Requirement =>
Starting with the line with "value-cell-v2015: [491, 192, 542, 217]" and going on through the line with "value-cell-v2016: 22 932: [601, 578, 652, 600]", write those rows again with "funding-source-cell" switched to "financing-source-cell" and everything else left as it is.

(Page element annotations)
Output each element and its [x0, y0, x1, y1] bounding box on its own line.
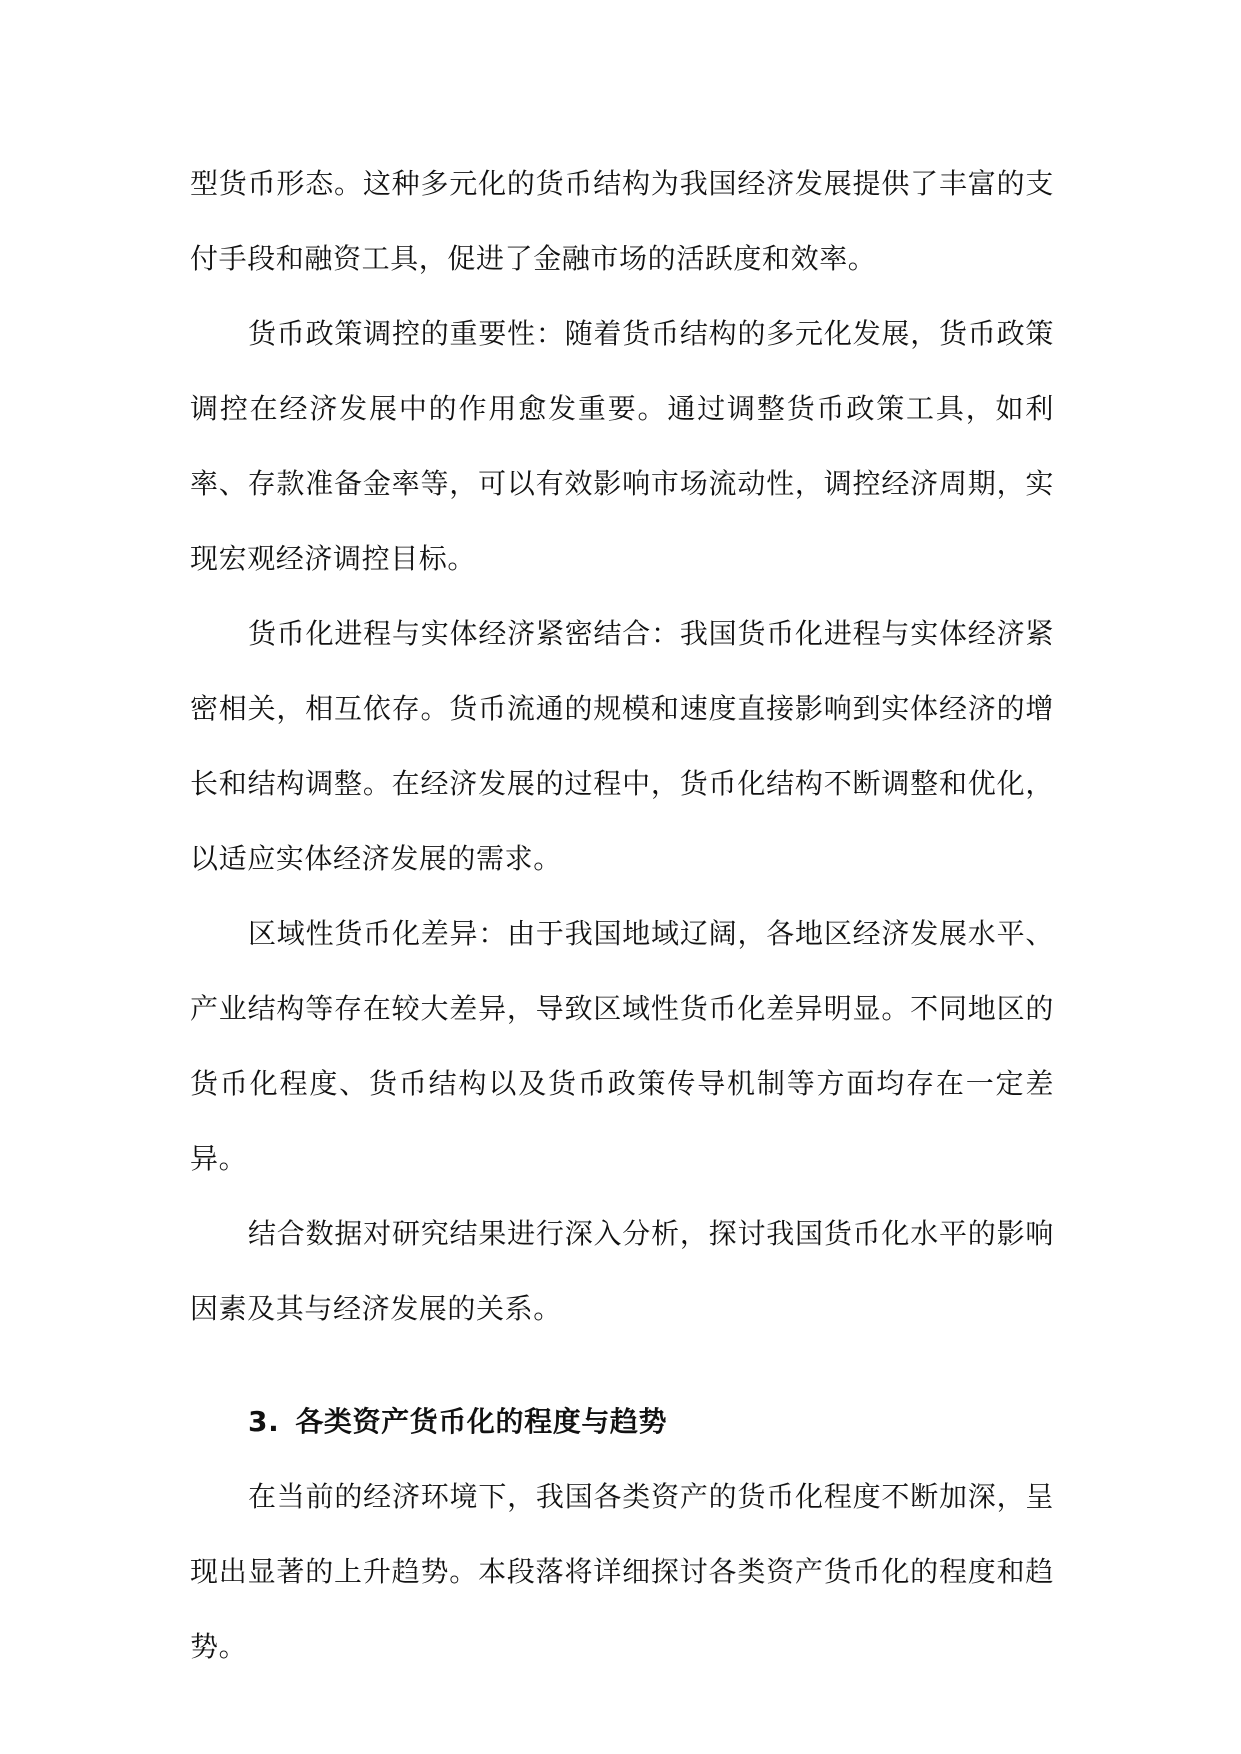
section-number: 3. — [248, 1405, 280, 1438]
paragraph-data-analysis: 结合数据对研究结果进行深入分析，探讨我国货币化水平的影响因素及其与经济发展的关系。 — [190, 1217, 1054, 1325]
document-body — [190, 146, 1054, 1684]
paragraph-continuation: 型货币形态。这种多元化的货币结构为我国经济发展提供了丰富的支付手段和融资工具，促进了金融市场的活跃度和效率。 — [190, 167, 1054, 275]
paragraph-real-economy: 货币化进程与实体经济紧密结合：我国货币化进程与实体经济紧密相关，相互依存。货币流通的规模和速度直接影响到实体经济的增长和结构调整。在经济发展的过程中，货币化结构不断调整和优化，以适应实体经济发展的需求。 — [190, 617, 1054, 875]
paragraph-monetary-policy: 货币政策调控的重要性：随着货币结构的多元化发展，货币政策调控在经济发展中的作用愈发重要。通过调整货币政策工具，如利率、存款准备金率等，可以有效影响市场流动性，调控经济周期，实现宏观经济调控目标。 — [190, 317, 1054, 575]
section-heading — [190, 1384, 1054, 1459]
paragraph-section-intro: 在当前的经济环境下，我国各类资产的货币化程度不断加深，呈现出显著的上升趋势。本段落将详细探讨各类资产货币化的程度和趋势。 — [190, 1480, 1054, 1663]
section-title: 各类资产货币化的程度与趋势 — [295, 1405, 668, 1438]
paragraph-regional-difference: 区域性货币化差异：由于我国地域辽阔，各地区经济发展水平、产业结构等存在较大差异，导致区域性货币化差异明显。不同地区的货币化程度、货币结构以及货币政策传导机制等方面均存在一定差异。 — [190, 917, 1054, 1175]
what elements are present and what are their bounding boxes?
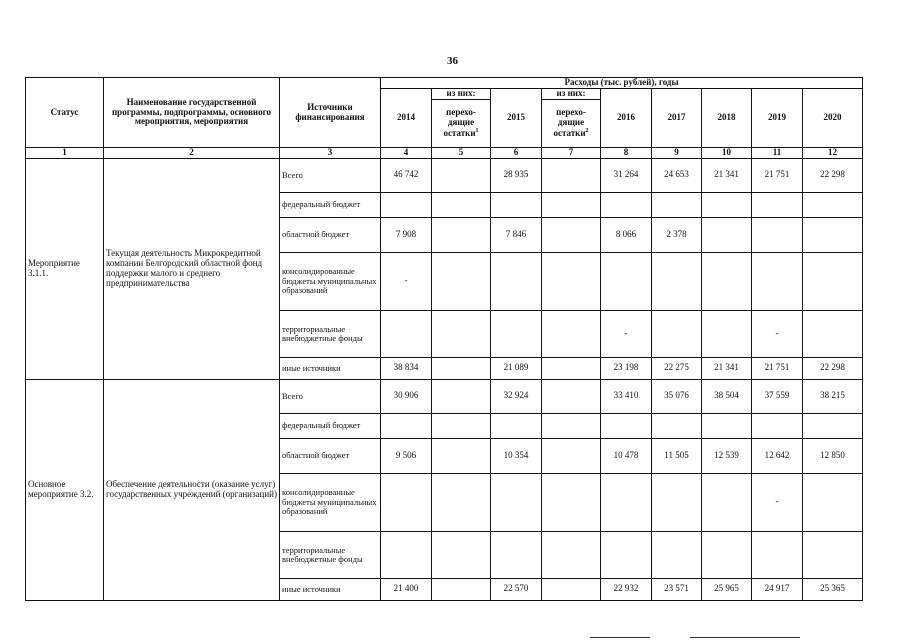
value-cell-v2015: [491, 192, 542, 217]
value-cell-c2: [542, 192, 601, 217]
value-cell-v2014: 7 908: [381, 217, 432, 252]
value-cell-v2018: 21 341: [702, 158, 752, 192]
header-expenses: Расходы (тыс. рублей), годы: [381, 78, 863, 89]
value-cell-v2016: [601, 192, 652, 217]
value-cell-v2014: 30 906: [381, 379, 432, 413]
header-carryover-2: [542, 100, 601, 148]
value-cell-v2017: [652, 192, 702, 217]
value-cell-v2015: 7 846: [491, 217, 542, 252]
value-cell-v2019: 12 642: [752, 438, 803, 473]
budget-table: [25, 77, 863, 601]
value-cell-v2016: -: [601, 310, 652, 357]
value-cell-c2: [542, 473, 601, 531]
value-cell-v2015: [491, 531, 542, 578]
value-cell-v2018: [702, 192, 752, 217]
value-cell-v2017: [652, 413, 702, 438]
value-cell-v2018: [702, 413, 752, 438]
header-status: Статус: [26, 78, 104, 148]
value-cell-v2019: 21 751: [752, 158, 803, 192]
value-cell-c2: [542, 413, 601, 438]
column-number: 5: [432, 148, 491, 159]
value-cell-v2016: 10 478: [601, 438, 652, 473]
funding-source-cell: консолидированные бюджеты муниципальных образований: [280, 473, 381, 531]
value-cell-c2: [542, 310, 601, 357]
program-name-cell: Обеспечение деятельности (оказание услуг) государственных учреждений (организаций): [104, 379, 280, 600]
column-number: 8: [601, 148, 652, 159]
value-cell-v2015: [491, 310, 542, 357]
header-year-2020: 2020: [803, 89, 863, 148]
page-number: 36: [447, 55, 458, 67]
column-number: 11: [752, 148, 803, 159]
value-cell-v2016: [601, 531, 652, 578]
value-cell-v2016: 33 410: [601, 379, 652, 413]
value-cell-v2018: [702, 531, 752, 578]
value-cell-v2016: 8 066: [601, 217, 652, 252]
scan-edge-mark: [690, 637, 800, 638]
funding-source-cell: иные источники: [280, 357, 381, 379]
value-cell-c2: [542, 578, 601, 600]
value-cell-v2020: [803, 192, 863, 217]
header-year-2015: 2015: [491, 89, 542, 148]
value-cell-v2020: 25 365: [803, 578, 863, 600]
funding-source-cell: федеральный бюджет: [280, 413, 381, 438]
value-cell-v2015: 32 924: [491, 379, 542, 413]
value-cell-v2016: 22 932: [601, 578, 652, 600]
value-cell-c1: [432, 531, 491, 578]
value-cell-v2014: -: [381, 252, 432, 310]
value-cell-v2016: 23 198: [601, 357, 652, 379]
value-cell-v2020: 12 850: [803, 438, 863, 473]
carryover-label-1: перехо-дящие остатки: [443, 107, 476, 138]
value-cell-v2017: 11 505: [652, 438, 702, 473]
value-cell-v2014: [381, 413, 432, 438]
column-number: 9: [652, 148, 702, 159]
column-number: 4: [381, 148, 432, 159]
value-cell-v2018: 21 341: [702, 357, 752, 379]
value-cell-c1: [432, 192, 491, 217]
value-cell-v2016: [601, 252, 652, 310]
value-cell-c2: [542, 531, 601, 578]
value-cell-c1: [432, 438, 491, 473]
column-number: 2: [104, 148, 280, 159]
column-number: 12: [803, 148, 863, 159]
status-cell: Основное мероприятие 3.2.: [26, 379, 104, 600]
header-name: Наименование государственной программы, подпрограммы, основного мероприятия, мероприятия: [104, 78, 280, 148]
value-cell-v2017: [652, 252, 702, 310]
column-number: 1: [26, 148, 104, 159]
value-cell-v2014: [381, 192, 432, 217]
header-of-which-2: из них:: [542, 89, 601, 100]
value-cell-v2020: 22 298: [803, 357, 863, 379]
funding-source-cell: консолидированные бюджеты муниципальных образований: [280, 252, 381, 310]
value-cell-v2015: 21 089: [491, 357, 542, 379]
value-cell-v2015: [491, 252, 542, 310]
value-cell-v2019: -: [752, 473, 803, 531]
value-cell-v2018: 12 539: [702, 438, 752, 473]
footnote-1: 1: [475, 127, 479, 134]
value-cell-c1: [432, 217, 491, 252]
value-cell-v2014: 9 506: [381, 438, 432, 473]
funding-source-cell: федеральный бюджет: [280, 192, 381, 217]
value-cell-c1: [432, 357, 491, 379]
value-cell-c1: [432, 413, 491, 438]
value-cell-v2014: [381, 473, 432, 531]
funding-source-cell: территориальные внебюджетные фонды: [280, 310, 381, 357]
value-cell-v2014: [381, 531, 432, 578]
value-cell-v2019: [752, 413, 803, 438]
value-cell-c1: [432, 473, 491, 531]
header-year-2017: 2017: [652, 89, 702, 148]
value-cell-c2: [542, 438, 601, 473]
value-cell-v2015: 22 570: [491, 578, 542, 600]
table-row: [26, 158, 863, 192]
value-cell-v2019: [752, 217, 803, 252]
value-cell-v2019: 24 917: [752, 578, 803, 600]
funding-source-cell: иные источники: [280, 578, 381, 600]
value-cell-v2014: [381, 310, 432, 357]
value-cell-v2020: 38 215: [803, 379, 863, 413]
column-number: 3: [280, 148, 381, 159]
status-cell: Мероприятие 3.1.1.: [26, 158, 104, 379]
funding-source-cell: областной бюджет: [280, 438, 381, 473]
value-cell-v2020: [803, 473, 863, 531]
value-cell-v2018: 25 965: [702, 578, 752, 600]
value-cell-c2: [542, 217, 601, 252]
value-cell-v2020: [803, 413, 863, 438]
funding-source-cell: областной бюджет: [280, 217, 381, 252]
value-cell-v2019: [752, 192, 803, 217]
value-cell-v2019: 21 751: [752, 357, 803, 379]
value-cell-v2019: [752, 252, 803, 310]
value-cell-v2017: 24 653: [652, 158, 702, 192]
value-cell-v2016: 31 264: [601, 158, 652, 192]
value-cell-v2015: 10 354: [491, 438, 542, 473]
footnote-2: 2: [585, 127, 589, 134]
column-number: 6: [491, 148, 542, 159]
value-cell-v2015: [491, 473, 542, 531]
value-cell-c1: [432, 310, 491, 357]
value-cell-v2017: [652, 473, 702, 531]
value-cell-v2014: 46 742: [381, 158, 432, 192]
value-cell-c2: [542, 252, 601, 310]
value-cell-v2020: 22 298: [803, 158, 863, 192]
header-year-2016: 2016: [601, 89, 652, 148]
column-number: 7: [542, 148, 601, 159]
value-cell-v2016: [601, 413, 652, 438]
table-row: [26, 379, 863, 413]
value-cell-v2015: [491, 413, 542, 438]
program-name-cell: Текущая деятельность Микрокредитной компании Белгородский областной фонд поддержки малого и среднего предпринимательства: [104, 158, 280, 379]
funding-source-cell: Всего: [280, 158, 381, 192]
value-cell-c1: [432, 252, 491, 310]
value-cell-v2020: [803, 310, 863, 357]
value-cell-v2017: 35 076: [652, 379, 702, 413]
value-cell-v2019: -: [752, 310, 803, 357]
value-cell-v2018: [702, 252, 752, 310]
header-year-2014: 2014: [381, 89, 432, 148]
funding-source-cell: Всего: [280, 379, 381, 413]
value-cell-c1: [432, 578, 491, 600]
header-carryover-1: [432, 100, 491, 148]
value-cell-v2017: [652, 531, 702, 578]
value-cell-c2: [542, 379, 601, 413]
value-cell-c2: [542, 158, 601, 192]
value-cell-v2019: 37 559: [752, 379, 803, 413]
funding-source-cell: территориальные внебюджетные фонды: [280, 531, 381, 578]
value-cell-c1: [432, 158, 491, 192]
value-cell-v2017: 23 571: [652, 578, 702, 600]
value-cell-v2018: 38 504: [702, 379, 752, 413]
value-cell-v2018: [702, 217, 752, 252]
value-cell-v2016: [601, 473, 652, 531]
value-cell-v2019: [752, 531, 803, 578]
column-numbers-row: [26, 148, 863, 159]
value-cell-v2014: 21 400: [381, 578, 432, 600]
value-cell-v2014: 38 834: [381, 357, 432, 379]
header-year-2019: 2019: [752, 89, 803, 148]
value-cell-v2018: [702, 473, 752, 531]
header-year-2018: 2018: [702, 89, 752, 148]
scan-edge-mark: [590, 637, 650, 638]
header-of-which-1: из них:: [432, 89, 491, 100]
value-cell-v2015: 28 935: [491, 158, 542, 192]
value-cell-v2017: 22 275: [652, 357, 702, 379]
column-number: 10: [702, 148, 752, 159]
value-cell-v2018: [702, 310, 752, 357]
value-cell-v2020: [803, 252, 863, 310]
value-cell-v2020: [803, 531, 863, 578]
value-cell-v2020: [803, 217, 863, 252]
value-cell-v2017: [652, 310, 702, 357]
value-cell-c2: [542, 357, 601, 379]
carryover-label-2: перехо-дящие остатки: [553, 107, 586, 138]
value-cell-c1: [432, 379, 491, 413]
value-cell-v2017: 2 378: [652, 217, 702, 252]
header-sources: Источники финансирования: [280, 78, 381, 148]
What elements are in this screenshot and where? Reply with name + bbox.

Output for this exercise =>
value-cell-v2015: [491, 192, 542, 217]
value-cell-c2: [542, 192, 601, 217]
value-cell-v2014: 7 908: [381, 217, 432, 252]
value-cell-v2018: 21 341: [702, 158, 752, 192]
header-expenses: Расходы (тыс. рублей), годы: [381, 78, 863, 89]
value-cell-v2016: [601, 192, 652, 217]
value-cell-v2014: 30 906: [381, 379, 432, 413]
header-carryover-2: [542, 100, 601, 148]
value-cell-v2017: [652, 192, 702, 217]
value-cell-v2015: 7 846: [491, 217, 542, 252]
value-cell-v2019: 12 642: [752, 438, 803, 473]
budget-table: [25, 77, 863, 601]
value-cell-v2016: -: [601, 310, 652, 357]
value-cell-c2: [542, 473, 601, 531]
value-cell-v2015: [491, 531, 542, 578]
value-cell-v2018: [702, 192, 752, 217]
value-cell-v2017: [652, 413, 702, 438]
value-cell-v2018: [702, 413, 752, 438]
header-status: Статус: [26, 78, 104, 148]
value-cell-v2019: 21 751: [752, 158, 803, 192]
value-cell-c2: [542, 413, 601, 438]
column-number: 5: [432, 148, 491, 159]
value-cell-v2016: 10 478: [601, 438, 652, 473]
financing-source-cell: консолидированные бюджеты муниципальных образований: [280, 473, 381, 531]
value-cell-c2: [542, 310, 601, 357]
program-name-cell: Обеспечение деятельности (оказание услуг) государственных учреждений (организаций): [104, 379, 280, 600]
column-number: 8: [601, 148, 652, 159]
value-cell-v2015: [491, 310, 542, 357]
header-year-2020: 2020: [803, 89, 863, 148]
page-number: 36: [447, 55, 458, 67]
column-number: 11: [752, 148, 803, 159]
value-cell-v2016: [601, 531, 652, 578]
value-cell-v2016: 33 410: [601, 379, 652, 413]
value-cell-v2018: [702, 531, 752, 578]
value-cell-v2016: 8 066: [601, 217, 652, 252]
scan-edge-mark: [690, 637, 800, 638]
financing-source-cell: иные источники: [280, 357, 381, 379]
value-cell-c2: [542, 578, 601, 600]
value-cell-v2020: [803, 192, 863, 217]
header-year-2015: 2015: [491, 89, 542, 148]
value-cell-v2020: 25 365: [803, 578, 863, 600]
financing-source-cell: федеральный бюджет: [280, 413, 381, 438]
value-cell-v2015: 32 924: [491, 379, 542, 413]
value-cell-v2016: 22 932: [601, 578, 652, 600]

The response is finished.